**ПИСЬМЕННОЕ ЗАДАНИЕ:** Перепишите строки записей без изменений, начиная с самой первой строки. Остановитесь после строки, в которой есть «drawings (5, 94, 957, 531)».

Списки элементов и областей
------------------------------------------------------------

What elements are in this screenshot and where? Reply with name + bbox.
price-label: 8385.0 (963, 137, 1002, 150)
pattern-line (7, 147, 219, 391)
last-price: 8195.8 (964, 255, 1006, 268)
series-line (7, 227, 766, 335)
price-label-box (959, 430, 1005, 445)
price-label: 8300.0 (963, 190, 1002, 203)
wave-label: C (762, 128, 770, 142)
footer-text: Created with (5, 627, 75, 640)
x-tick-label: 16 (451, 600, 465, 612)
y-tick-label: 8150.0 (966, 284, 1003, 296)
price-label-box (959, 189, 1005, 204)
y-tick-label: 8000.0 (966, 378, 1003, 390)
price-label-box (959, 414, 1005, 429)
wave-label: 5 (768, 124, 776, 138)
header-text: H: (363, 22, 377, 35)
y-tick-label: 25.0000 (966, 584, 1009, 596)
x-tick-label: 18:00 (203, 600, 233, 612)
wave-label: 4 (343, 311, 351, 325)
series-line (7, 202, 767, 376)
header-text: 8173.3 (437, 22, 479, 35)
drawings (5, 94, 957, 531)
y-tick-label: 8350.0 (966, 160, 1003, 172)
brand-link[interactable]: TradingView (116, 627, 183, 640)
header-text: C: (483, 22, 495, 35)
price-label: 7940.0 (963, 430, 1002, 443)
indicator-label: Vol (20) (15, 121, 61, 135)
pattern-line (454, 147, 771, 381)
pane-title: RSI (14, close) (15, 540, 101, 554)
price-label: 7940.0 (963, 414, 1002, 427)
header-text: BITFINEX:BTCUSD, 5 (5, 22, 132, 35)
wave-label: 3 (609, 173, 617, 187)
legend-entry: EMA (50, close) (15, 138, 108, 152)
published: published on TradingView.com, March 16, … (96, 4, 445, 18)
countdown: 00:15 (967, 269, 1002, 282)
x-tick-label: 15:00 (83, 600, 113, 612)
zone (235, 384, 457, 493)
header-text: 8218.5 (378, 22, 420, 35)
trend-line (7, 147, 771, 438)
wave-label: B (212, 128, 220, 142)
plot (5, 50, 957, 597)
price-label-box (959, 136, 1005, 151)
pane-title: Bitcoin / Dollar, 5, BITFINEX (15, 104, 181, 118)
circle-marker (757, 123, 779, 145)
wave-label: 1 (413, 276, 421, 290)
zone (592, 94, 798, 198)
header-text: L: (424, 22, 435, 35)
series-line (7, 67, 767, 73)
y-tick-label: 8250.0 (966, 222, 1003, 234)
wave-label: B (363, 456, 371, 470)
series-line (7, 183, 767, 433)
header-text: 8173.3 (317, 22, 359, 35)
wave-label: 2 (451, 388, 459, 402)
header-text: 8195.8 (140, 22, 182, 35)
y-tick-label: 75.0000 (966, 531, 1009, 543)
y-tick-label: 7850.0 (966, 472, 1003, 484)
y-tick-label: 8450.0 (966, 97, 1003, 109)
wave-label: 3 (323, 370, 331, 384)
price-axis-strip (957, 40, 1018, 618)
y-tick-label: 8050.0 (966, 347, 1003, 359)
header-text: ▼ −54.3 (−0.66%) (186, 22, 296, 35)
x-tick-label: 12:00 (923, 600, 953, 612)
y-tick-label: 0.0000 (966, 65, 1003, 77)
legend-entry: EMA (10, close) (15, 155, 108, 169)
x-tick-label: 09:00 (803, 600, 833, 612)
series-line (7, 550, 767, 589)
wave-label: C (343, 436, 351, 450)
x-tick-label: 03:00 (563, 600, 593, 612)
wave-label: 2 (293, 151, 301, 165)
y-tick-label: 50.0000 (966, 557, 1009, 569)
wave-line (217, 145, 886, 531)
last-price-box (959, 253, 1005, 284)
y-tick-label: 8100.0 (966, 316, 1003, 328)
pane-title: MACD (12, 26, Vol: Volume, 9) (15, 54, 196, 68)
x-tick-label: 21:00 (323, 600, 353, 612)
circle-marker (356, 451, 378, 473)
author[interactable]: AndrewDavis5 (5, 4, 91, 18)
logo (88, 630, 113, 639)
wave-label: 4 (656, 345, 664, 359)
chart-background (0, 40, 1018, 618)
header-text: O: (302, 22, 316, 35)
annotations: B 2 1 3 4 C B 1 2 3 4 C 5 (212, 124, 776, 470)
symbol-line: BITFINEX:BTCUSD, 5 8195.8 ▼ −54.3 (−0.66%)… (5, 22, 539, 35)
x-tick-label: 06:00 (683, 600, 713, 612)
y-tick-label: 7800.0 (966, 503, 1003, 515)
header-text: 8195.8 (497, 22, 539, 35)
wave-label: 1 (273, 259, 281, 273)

------------------------------------------------------------

**РЕШЕНИЕ:**
What elements are in this screenshot and where? Reply with name + bbox.
price-label: 8385.0 (963, 137, 1002, 150)
pattern-line (7, 147, 219, 391)
last-price: 8195.8 (964, 255, 1006, 268)
series-line (7, 227, 766, 335)
price-label-box (959, 430, 1005, 445)
price-label: 8300.0 (963, 190, 1002, 203)
wave-label: C (762, 128, 770, 142)
footer-text: Created with (5, 627, 75, 640)
x-tick-label: 16 (451, 600, 465, 612)
y-tick-label: 8150.0 (966, 284, 1003, 296)
price-label-box (959, 189, 1005, 204)
y-tick-label: 8000.0 (966, 378, 1003, 390)
price-label-box (959, 414, 1005, 429)
wave-label: 5 (768, 124, 776, 138)
header-text: H: (363, 22, 377, 35)
y-tick-label: 25.0000 (966, 584, 1009, 596)
x-tick-label: 18:00 (203, 600, 233, 612)
wave-label: 4 (343, 311, 351, 325)
series-line (7, 202, 767, 376)
header-text: 8173.3 (437, 22, 479, 35)
drawings (5, 94, 957, 531)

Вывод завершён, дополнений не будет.